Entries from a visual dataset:
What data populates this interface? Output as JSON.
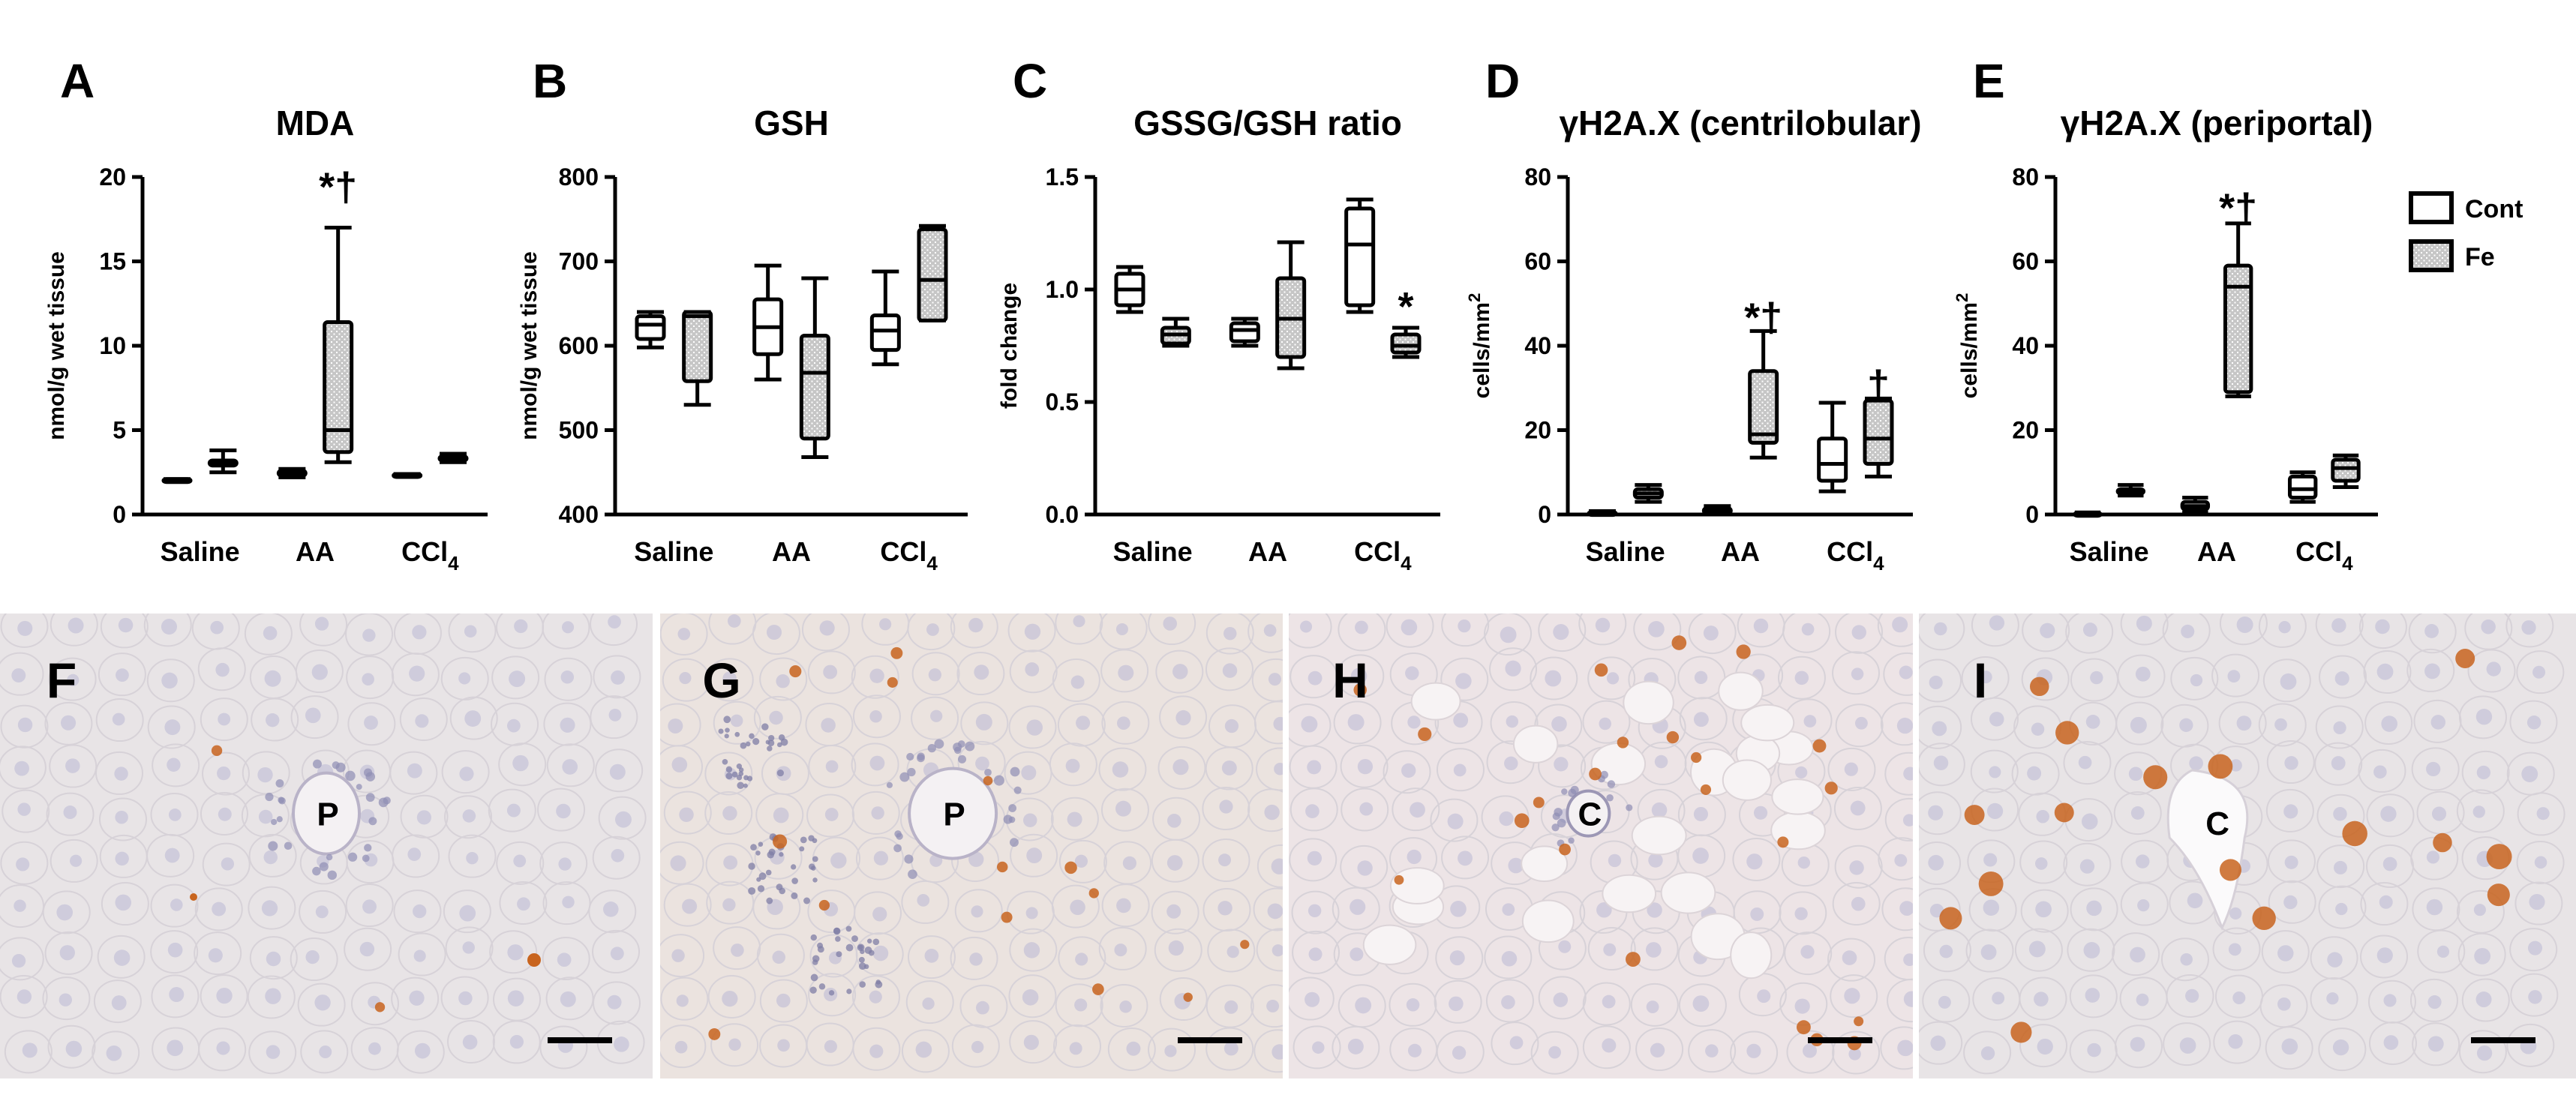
{
  "legend": {
    "items": [
      {
        "label": "Cont",
        "style": "open"
      },
      {
        "label": "Fe",
        "style": "stippled"
      }
    ]
  },
  "colors": {
    "ink": "#000000",
    "fe_fill": "#bdbdbd",
    "tissue": "#e7e2e3",
    "nucleus": "#b9b8d4",
    "stain": "#c8641e"
  },
  "chart_data": [
    {
      "panel": "A",
      "type": "box",
      "title": "MDA",
      "ylabel": "nmol/g wet tissue",
      "ylim": [
        0,
        20
      ],
      "yticks": [
        0,
        5,
        10,
        15,
        20
      ],
      "categories": [
        "Saline",
        "AA",
        "CCl4"
      ],
      "series": [
        {
          "name": "Cont",
          "boxes": [
            {
              "min": 2.0,
              "q1": 2.0,
              "median": 2.05,
              "q3": 2.1,
              "max": 2.1
            },
            {
              "min": 2.2,
              "q1": 2.3,
              "median": 2.45,
              "q3": 2.6,
              "max": 2.7
            },
            {
              "min": 2.3,
              "q1": 2.3,
              "median": 2.35,
              "q3": 2.4,
              "max": 2.4
            }
          ]
        },
        {
          "name": "Fe",
          "boxes": [
            {
              "min": 2.5,
              "q1": 2.9,
              "median": 3.0,
              "q3": 3.2,
              "max": 3.8
            },
            {
              "min": 3.1,
              "q1": 3.7,
              "median": 5.0,
              "q3": 11.4,
              "max": 17.0
            },
            {
              "min": 3.1,
              "q1": 3.2,
              "median": 3.3,
              "q3": 3.45,
              "max": 3.6
            }
          ]
        }
      ],
      "annotations": [
        {
          "category": "AA",
          "series": "Fe",
          "text": "*†",
          "at": 19.5
        }
      ]
    },
    {
      "panel": "B",
      "type": "box",
      "title": "GSH",
      "ylabel": "nmol/g wet tissue",
      "ylim": [
        400,
        800
      ],
      "yticks": [
        400,
        500,
        600,
        700,
        800
      ],
      "categories": [
        "Saline",
        "AA",
        "CCl4"
      ],
      "series": [
        {
          "name": "Cont",
          "boxes": [
            {
              "min": 598,
              "q1": 608,
              "median": 625,
              "q3": 635,
              "max": 640
            },
            {
              "min": 560,
              "q1": 590,
              "median": 622,
              "q3": 655,
              "max": 695
            },
            {
              "min": 578,
              "q1": 595,
              "median": 618,
              "q3": 636,
              "max": 688
            }
          ]
        },
        {
          "name": "Fe",
          "boxes": [
            {
              "min": 530,
              "q1": 558,
              "median": 635,
              "q3": 640,
              "max": 640
            },
            {
              "min": 468,
              "q1": 490,
              "median": 568,
              "q3": 612,
              "max": 680
            },
            {
              "min": 630,
              "q1": 630,
              "median": 678,
              "q3": 738,
              "max": 742
            }
          ]
        }
      ]
    },
    {
      "panel": "C",
      "type": "box",
      "title": "GSSG/GSH ratio",
      "ylabel": "fold change",
      "ylim": [
        0,
        1.5
      ],
      "yticks": [
        0.0,
        0.5,
        1.0,
        1.5
      ],
      "categories": [
        "Saline",
        "AA",
        "CCl4"
      ],
      "series": [
        {
          "name": "Cont",
          "boxes": [
            {
              "min": 0.9,
              "q1": 0.93,
              "median": 1.0,
              "q3": 1.07,
              "max": 1.1
            },
            {
              "min": 0.75,
              "q1": 0.77,
              "median": 0.82,
              "q3": 0.85,
              "max": 0.87
            },
            {
              "min": 0.9,
              "q1": 0.93,
              "median": 1.2,
              "q3": 1.36,
              "max": 1.4
            }
          ]
        },
        {
          "name": "Fe",
          "boxes": [
            {
              "min": 0.75,
              "q1": 0.76,
              "median": 0.8,
              "q3": 0.83,
              "max": 0.87
            },
            {
              "min": 0.65,
              "q1": 0.7,
              "median": 0.87,
              "q3": 1.05,
              "max": 1.21
            },
            {
              "min": 0.7,
              "q1": 0.72,
              "median": 0.75,
              "q3": 0.8,
              "max": 0.83
            }
          ]
        }
      ],
      "annotations": [
        {
          "category": "CCl4",
          "series": "Fe",
          "text": "*",
          "at": 0.93
        }
      ]
    },
    {
      "panel": "D",
      "type": "box",
      "title": "γH2A.X (centrilobular)",
      "ylabel": "cells/mm2",
      "ylim": [
        0,
        80
      ],
      "yticks": [
        0,
        20,
        40,
        60,
        80
      ],
      "categories": [
        "Saline",
        "AA",
        "CCl4"
      ],
      "series": [
        {
          "name": "Cont",
          "boxes": [
            {
              "min": 0,
              "q1": 0,
              "median": 0.3,
              "q3": 0.6,
              "max": 0.8
            },
            {
              "min": 0,
              "q1": 0.3,
              "median": 0.8,
              "q3": 1.5,
              "max": 2.0
            },
            {
              "min": 5.5,
              "q1": 8,
              "median": 12,
              "q3": 18,
              "max": 26.5
            }
          ]
        },
        {
          "name": "Fe",
          "boxes": [
            {
              "min": 3,
              "q1": 4,
              "median": 5,
              "q3": 6,
              "max": 7
            },
            {
              "min": 13.5,
              "q1": 17,
              "median": 19,
              "q3": 34,
              "max": 43.5
            },
            {
              "min": 9,
              "q1": 12,
              "median": 18,
              "q3": 27,
              "max": 27.5
            }
          ]
        }
      ],
      "annotations": [
        {
          "category": "AA",
          "series": "Fe",
          "text": "*†",
          "at": 47
        },
        {
          "category": "CCl4",
          "series": "Fe",
          "text": "†",
          "at": 31
        }
      ]
    },
    {
      "panel": "E",
      "type": "box",
      "title": "γH2A.X (periportal)",
      "ylabel": "cells/mm2",
      "ylim": [
        0,
        80
      ],
      "yticks": [
        0,
        20,
        40,
        60,
        80
      ],
      "categories": [
        "Saline",
        "AA",
        "CCl4"
      ],
      "series": [
        {
          "name": "Cont",
          "boxes": [
            {
              "min": 0,
              "q1": 0,
              "median": 0.2,
              "q3": 0.4,
              "max": 0.5
            },
            {
              "min": 0.5,
              "q1": 1.2,
              "median": 2.0,
              "q3": 3.0,
              "max": 4.0
            },
            {
              "min": 3,
              "q1": 4,
              "median": 6,
              "q3": 9,
              "max": 10
            }
          ]
        },
        {
          "name": "Fe",
          "boxes": [
            {
              "min": 4.5,
              "q1": 5,
              "median": 5.5,
              "q3": 6,
              "max": 7
            },
            {
              "min": 28,
              "q1": 29,
              "median": 54,
              "q3": 59,
              "max": 69
            },
            {
              "min": 6.5,
              "q1": 8,
              "median": 11,
              "q3": 13,
              "max": 14
            }
          ]
        }
      ],
      "annotations": [
        {
          "category": "AA",
          "series": "Fe",
          "text": "*†",
          "at": 73
        }
      ]
    }
  ],
  "micrographs": [
    {
      "panel": "F",
      "label": "P",
      "vessel": "portal"
    },
    {
      "panel": "G",
      "label": "P",
      "vessel": "portal"
    },
    {
      "panel": "H",
      "label": "C",
      "vessel": "central"
    },
    {
      "panel": "I",
      "label": "C",
      "vessel": "central"
    }
  ]
}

GOAL OF THE EXERCISE: Without the pictures, repeat all the records word for word.

EXPECTED ANSWER:
What data populates this interface? Output as JSON.
{
  "legend": {
    "items": [
      {
        "label": "Cont",
        "style": "open"
      },
      {
        "label": "Fe",
        "style": "stippled"
      }
    ]
  },
  "colors": {
    "ink": "#000000",
    "fe_fill": "#bdbdbd",
    "tissue": "#e7e2e3",
    "nucleus": "#b9b8d4",
    "stain": "#c8641e"
  },
  "chart_data": [
    {
      "panel": "A",
      "type": "box",
      "title": "MDA",
      "ylabel": "nmol/g wet tissue",
      "ylim": [
        0,
        20
      ],
      "yticks": [
        0,
        5,
        10,
        15,
        20
      ],
      "categories": [
        "Saline",
        "AA",
        "CCl4"
      ],
      "series": [
        {
          "name": "Cont",
          "boxes": [
            {
              "min": 2.0,
              "q1": 2.0,
              "median": 2.05,
              "q3": 2.1,
              "max": 2.1
            },
            {
              "min": 2.2,
              "q1": 2.3,
              "median": 2.45,
              "q3": 2.6,
              "max": 2.7
            },
            {
              "min": 2.3,
              "q1": 2.3,
              "median": 2.35,
              "q3": 2.4,
              "max": 2.4
            }
          ]
        },
        {
          "name": "Fe",
          "boxes": [
            {
              "min": 2.5,
              "q1": 2.9,
              "median": 3.0,
              "q3": 3.2,
              "max": 3.8
            },
            {
              "min": 3.1,
              "q1": 3.7,
              "median": 5.0,
              "q3": 11.4,
              "max": 17.0
            },
            {
              "min": 3.1,
              "q1": 3.2,
              "median": 3.3,
              "q3": 3.45,
              "max": 3.6
            }
          ]
        }
      ],
      "annotations": [
        {
          "category": "AA",
          "series": "Fe",
          "text": "*†",
          "at": 19.5
        }
      ]
    },
    {
      "panel": "B",
      "type": "box",
      "title": "GSH",
      "ylabel": "nmol/g wet tissue",
      "ylim": [
        400,
        800
      ],
      "yticks": [
        400,
        500,
        600,
        700,
        800
      ],
      "categories": [
        "Saline",
        "AA",
        "CCl4"
      ],
      "series": [
        {
          "name": "Cont",
          "boxes": [
            {
              "min": 598,
              "q1": 608,
              "median": 625,
              "q3": 635,
              "max": 640
            },
            {
              "min": 560,
              "q1": 590,
              "median": 622,
              "q3": 655,
              "max": 695
            },
            {
              "min": 578,
              "q1": 595,
              "median": 618,
              "q3": 636,
              "max": 688
            }
          ]
        },
        {
          "name": "Fe",
          "boxes": [
            {
              "min": 530,
              "q1": 558,
              "median": 635,
              "q3": 640,
              "max": 640
            },
            {
              "min": 468,
              "q1": 490,
              "median": 568,
              "q3": 612,
              "max": 680
            },
            {
              "min": 630,
              "q1": 630,
              "median": 678,
              "q3": 738,
              "max": 742
            }
          ]
        }
      ]
    },
    {
      "panel": "C",
      "type": "box",
      "title": "GSSG/GSH ratio",
      "ylabel": "fold change",
      "ylim": [
        0,
        1.5
      ],
      "yticks": [
        0.0,
        0.5,
        1.0,
        1.5
      ],
      "categories": [
        "Saline",
        "AA",
        "CCl4"
      ],
      "series": [
        {
          "name": "Cont",
          "boxes": [
            {
              "min": 0.9,
              "q1": 0.93,
              "median": 1.0,
              "q3": 1.07,
              "max": 1.1
            },
            {
              "min": 0.75,
              "q1": 0.77,
              "median": 0.82,
              "q3": 0.85,
              "max": 0.87
            },
            {
              "min": 0.9,
              "q1": 0.93,
              "median": 1.2,
              "q3": 1.36,
              "max": 1.4
            }
          ]
        },
        {
          "name": "Fe",
          "boxes": [
            {
              "min": 0.75,
              "q1": 0.76,
              "median": 0.8,
              "q3": 0.83,
              "max": 0.87
            },
            {
              "min": 0.65,
              "q1": 0.7,
              "median": 0.87,
              "q3": 1.05,
              "max": 1.21
            },
            {
              "min": 0.7,
              "q1": 0.72,
              "median": 0.75,
              "q3": 0.8,
              "max": 0.83
            }
          ]
        }
      ],
      "annotations": [
        {
          "category": "CCl4",
          "series": "Fe",
          "text": "*",
          "at": 0.93
        }
      ]
    },
    {
      "panel": "D",
      "type": "box",
      "title": "γH2A.X (centrilobular)",
      "ylabel": "cells/mm2",
      "ylim": [
        0,
        80
      ],
      "yticks": [
        0,
        20,
        40,
        60,
        80
      ],
      "categories": [
        "Saline",
        "AA",
        "CCl4"
      ],
      "series": [
        {
          "name": "Cont",
          "boxes": [
            {
              "min": 0,
              "q1": 0,
              "median": 0.3,
              "q3": 0.6,
              "max": 0.8
            },
            {
              "min": 0,
              "q1": 0.3,
              "median": 0.8,
              "q3": 1.5,
              "max": 2.0
            },
            {
              "min": 5.5,
              "q1": 8,
              "median": 12,
              "q3": 18,
              "max": 26.5
            }
          ]
        },
        {
          "name": "Fe",
          "boxes": [
            {
              "min": 3,
              "q1": 4,
              "median": 5,
              "q3": 6,
              "max": 7
            },
            {
              "min": 13.5,
              "q1": 17,
              "median": 19,
              "q3": 34,
              "max": 43.5
            },
            {
              "min": 9,
              "q1": 12,
              "median": 18,
              "q3": 27,
              "max": 27.5
            }
          ]
        }
      ],
      "annotations": [
        {
          "category": "AA",
          "series": "Fe",
          "text": "*†",
          "at": 47
        },
        {
          "category": "CCl4",
          "series": "Fe",
          "text": "†",
          "at": 31
        }
      ]
    },
    {
      "panel": "E",
      "type": "box",
      "title": "γH2A.X (periportal)",
      "ylabel": "cells/mm2",
      "ylim": [
        0,
        80
      ],
      "yticks": [
        0,
        20,
        40,
        60,
        80
      ],
      "categories": [
        "Saline",
        "AA",
        "CCl4"
      ],
      "series": [
        {
          "name": "Cont",
          "boxes": [
            {
              "min": 0,
              "q1": 0,
              "median": 0.2,
              "q3": 0.4,
              "max": 0.5
            },
            {
              "min": 0.5,
              "q1": 1.2,
              "median": 2.0,
              "q3": 3.0,
              "max": 4.0
            },
            {
              "min": 3,
              "q1": 4,
              "median": 6,
              "q3": 9,
              "max": 10
            }
          ]
        },
        {
          "name": "Fe",
          "boxes": [
            {
              "min": 4.5,
              "q1": 5,
              "median": 5.5,
              "q3": 6,
              "max": 7
            },
            {
              "min": 28,
              "q1": 29,
              "median": 54,
              "q3": 59,
              "max": 69
            },
            {
              "min": 6.5,
              "q1": 8,
              "median": 11,
              "q3": 13,
              "max": 14
            }
          ]
        }
      ],
      "annotations": [
        {
          "category": "AA",
          "series": "Fe",
          "text": "*†",
          "at": 73
        }
      ]
    }
  ],
  "micrographs": [
    {
      "panel": "F",
      "label": "P",
      "vessel": "portal"
    },
    {
      "panel": "G",
      "label": "P",
      "vessel": "portal"
    },
    {
      "panel": "H",
      "label": "C",
      "vessel": "central"
    },
    {
      "panel": "I",
      "label": "C",
      "vessel": "central"
    }
  ]
}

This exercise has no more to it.